▶ _TASK DESCRIPTION_
Please quote every line of the data below word for word, leaving nothing out and changing nothing.

▶ _PROVIDED RECORDS_
================================
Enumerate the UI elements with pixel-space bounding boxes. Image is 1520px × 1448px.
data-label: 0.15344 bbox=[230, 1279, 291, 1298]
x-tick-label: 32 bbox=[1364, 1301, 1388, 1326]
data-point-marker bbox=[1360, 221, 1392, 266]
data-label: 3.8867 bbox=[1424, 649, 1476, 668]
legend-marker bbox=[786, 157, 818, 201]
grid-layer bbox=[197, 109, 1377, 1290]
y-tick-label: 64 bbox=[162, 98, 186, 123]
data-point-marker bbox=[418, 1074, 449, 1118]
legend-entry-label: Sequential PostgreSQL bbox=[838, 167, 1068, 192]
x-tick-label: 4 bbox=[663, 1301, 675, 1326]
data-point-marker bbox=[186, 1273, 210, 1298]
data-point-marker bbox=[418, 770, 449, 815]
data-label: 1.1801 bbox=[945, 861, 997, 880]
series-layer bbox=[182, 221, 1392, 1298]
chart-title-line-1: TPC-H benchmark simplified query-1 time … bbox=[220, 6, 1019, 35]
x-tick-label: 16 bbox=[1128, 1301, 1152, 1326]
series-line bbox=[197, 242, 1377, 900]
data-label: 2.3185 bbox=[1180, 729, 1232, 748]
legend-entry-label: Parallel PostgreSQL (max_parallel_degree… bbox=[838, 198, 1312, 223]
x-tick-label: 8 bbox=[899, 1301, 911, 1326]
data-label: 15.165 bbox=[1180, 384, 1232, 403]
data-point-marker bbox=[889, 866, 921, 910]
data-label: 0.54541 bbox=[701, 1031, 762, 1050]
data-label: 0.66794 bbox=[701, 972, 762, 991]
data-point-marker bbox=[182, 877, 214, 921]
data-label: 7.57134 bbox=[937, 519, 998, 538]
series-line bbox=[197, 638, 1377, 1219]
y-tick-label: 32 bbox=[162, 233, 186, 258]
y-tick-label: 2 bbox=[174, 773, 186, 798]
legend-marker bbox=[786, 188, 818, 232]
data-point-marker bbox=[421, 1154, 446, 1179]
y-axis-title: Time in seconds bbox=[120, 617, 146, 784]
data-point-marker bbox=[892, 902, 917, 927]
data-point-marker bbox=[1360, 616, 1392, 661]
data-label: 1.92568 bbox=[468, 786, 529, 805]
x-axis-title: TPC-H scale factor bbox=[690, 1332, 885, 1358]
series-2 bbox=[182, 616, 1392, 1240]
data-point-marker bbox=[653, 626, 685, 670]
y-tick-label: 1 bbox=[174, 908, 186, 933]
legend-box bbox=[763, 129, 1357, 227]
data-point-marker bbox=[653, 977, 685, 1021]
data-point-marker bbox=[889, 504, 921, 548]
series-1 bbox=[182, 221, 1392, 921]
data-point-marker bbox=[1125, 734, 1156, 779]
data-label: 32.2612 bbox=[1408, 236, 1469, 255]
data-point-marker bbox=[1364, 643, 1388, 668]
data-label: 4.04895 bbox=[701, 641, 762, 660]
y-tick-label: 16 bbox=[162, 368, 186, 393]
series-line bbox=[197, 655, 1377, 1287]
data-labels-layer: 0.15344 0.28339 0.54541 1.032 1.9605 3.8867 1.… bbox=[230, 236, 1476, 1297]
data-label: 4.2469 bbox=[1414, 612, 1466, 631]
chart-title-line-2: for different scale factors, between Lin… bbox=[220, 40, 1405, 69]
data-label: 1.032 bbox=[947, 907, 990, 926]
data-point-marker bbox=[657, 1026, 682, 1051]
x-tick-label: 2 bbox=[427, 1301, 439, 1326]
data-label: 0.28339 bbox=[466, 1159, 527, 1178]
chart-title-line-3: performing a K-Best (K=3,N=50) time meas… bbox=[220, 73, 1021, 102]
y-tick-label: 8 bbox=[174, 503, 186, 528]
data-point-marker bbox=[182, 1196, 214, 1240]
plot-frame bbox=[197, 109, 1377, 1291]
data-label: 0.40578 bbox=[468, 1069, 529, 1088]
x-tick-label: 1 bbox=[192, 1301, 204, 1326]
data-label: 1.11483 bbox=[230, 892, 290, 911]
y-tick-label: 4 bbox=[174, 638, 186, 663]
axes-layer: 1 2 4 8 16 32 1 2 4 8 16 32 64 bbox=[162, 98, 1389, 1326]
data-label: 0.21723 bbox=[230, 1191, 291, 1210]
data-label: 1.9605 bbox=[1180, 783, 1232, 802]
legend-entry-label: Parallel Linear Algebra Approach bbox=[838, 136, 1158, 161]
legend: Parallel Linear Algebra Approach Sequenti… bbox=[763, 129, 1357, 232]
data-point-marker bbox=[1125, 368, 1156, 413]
================================
▶ _EXERCISE OUTPUT_
Enumerate the UI elements with pixel-space bounding boxes. Image is 1520px × 1448px.
data-label: 0.15344 bbox=[230, 1279, 291, 1298]
x-tick-label: 32 bbox=[1364, 1301, 1388, 1326]
data-point-marker bbox=[1360, 221, 1392, 266]
data-label: 3.8867 bbox=[1424, 649, 1476, 668]
legend-marker bbox=[786, 157, 818, 201]
grid-layer bbox=[197, 109, 1377, 1290]
y-tick-label: 64 bbox=[162, 98, 186, 123]
data-point-marker bbox=[418, 1074, 449, 1118]
legend-entry-label: Sequential PostgreSQL bbox=[838, 167, 1068, 192]
x-tick-label: 4 bbox=[663, 1301, 675, 1326]
data-point-marker bbox=[186, 1273, 210, 1298]
data-point-marker bbox=[418, 770, 449, 815]
data-label: 1.1801 bbox=[945, 861, 997, 880]
series-layer bbox=[182, 221, 1392, 1298]
chart-title-line-1: TPC-H benchmark simplified query-1 time … bbox=[220, 6, 1019, 35]
x-tick-label: 16 bbox=[1128, 1301, 1152, 1326]
series-line bbox=[197, 242, 1377, 900]
data-label: 2.3185 bbox=[1180, 729, 1232, 748]
legend-entry-label: Parallel PostgreSQL (max_parallel_degree… bbox=[838, 198, 1312, 223]
x-tick-label: 8 bbox=[899, 1301, 911, 1326]
data-label: 15.165 bbox=[1180, 384, 1232, 403]
data-point-marker bbox=[889, 866, 921, 910]
data-label: 0.54541 bbox=[701, 1031, 762, 1050]
data-label: 0.66794 bbox=[701, 972, 762, 991]
data-point-marker bbox=[182, 877, 214, 921]
data-label: 7.57134 bbox=[937, 519, 998, 538]
series-line bbox=[197, 638, 1377, 1219]
y-tick-label: 32 bbox=[162, 233, 186, 258]
y-tick-label: 2 bbox=[174, 773, 186, 798]
legend-marker bbox=[786, 188, 818, 232]
data-point-marker bbox=[421, 1154, 446, 1179]
y-axis-title: Time in seconds bbox=[120, 617, 146, 784]
data-point-marker bbox=[892, 902, 917, 927]
data-point-marker bbox=[1360, 616, 1392, 661]
data-label: 1.92568 bbox=[468, 786, 529, 805]
x-axis-title: TPC-H scale factor bbox=[690, 1332, 885, 1358]
series-2 bbox=[182, 616, 1392, 1240]
data-point-marker bbox=[653, 626, 685, 670]
y-tick-label: 1 bbox=[174, 908, 186, 933]
legend-box bbox=[763, 129, 1357, 227]
data-point-marker bbox=[653, 977, 685, 1021]
data-point-marker bbox=[889, 504, 921, 548]
series-1 bbox=[182, 221, 1392, 921]
data-point-marker bbox=[1125, 734, 1156, 779]
data-label: 32.2612 bbox=[1408, 236, 1469, 255]
data-point-marker bbox=[1364, 643, 1388, 668]
data-label: 4.04895 bbox=[701, 641, 762, 660]
y-tick-label: 16 bbox=[162, 368, 186, 393]
series-line bbox=[197, 655, 1377, 1287]
data-labels-layer: 0.15344 0.28339 0.54541 1.032 1.9605 3.8867 1.… bbox=[230, 236, 1476, 1297]
data-label: 4.2469 bbox=[1414, 612, 1466, 631]
chart-title-line-2: for different scale factors, between Lin… bbox=[220, 40, 1405, 69]
data-label: 1.032 bbox=[947, 907, 990, 926]
data-point-marker bbox=[657, 1026, 682, 1051]
x-tick-label: 2 bbox=[427, 1301, 439, 1326]
data-label: 0.28339 bbox=[466, 1159, 527, 1178]
chart-title-line-3: performing a K-Best (K=3,N=50) time meas… bbox=[220, 73, 1021, 102]
y-tick-label: 8 bbox=[174, 503, 186, 528]
data-point-marker bbox=[182, 1196, 214, 1240]
plot-frame bbox=[197, 109, 1377, 1291]
data-label: 0.40578 bbox=[468, 1069, 529, 1088]
x-tick-label: 1 bbox=[192, 1301, 204, 1326]
data-label: 1.11483 bbox=[230, 892, 290, 911]
y-tick-label: 4 bbox=[174, 638, 186, 663]
axes-layer: 1 2 4 8 16 32 1 2 4 8 16 32 64 bbox=[162, 98, 1389, 1326]
data-label: 0.21723 bbox=[230, 1191, 291, 1210]
data-label: 1.9605 bbox=[1180, 783, 1232, 802]
legend-entry-label: Parallel Linear Algebra Approach bbox=[838, 136, 1158, 161]
legend: Parallel Linear Algebra Approach Sequenti… bbox=[763, 129, 1357, 232]
data-point-marker bbox=[1125, 368, 1156, 413]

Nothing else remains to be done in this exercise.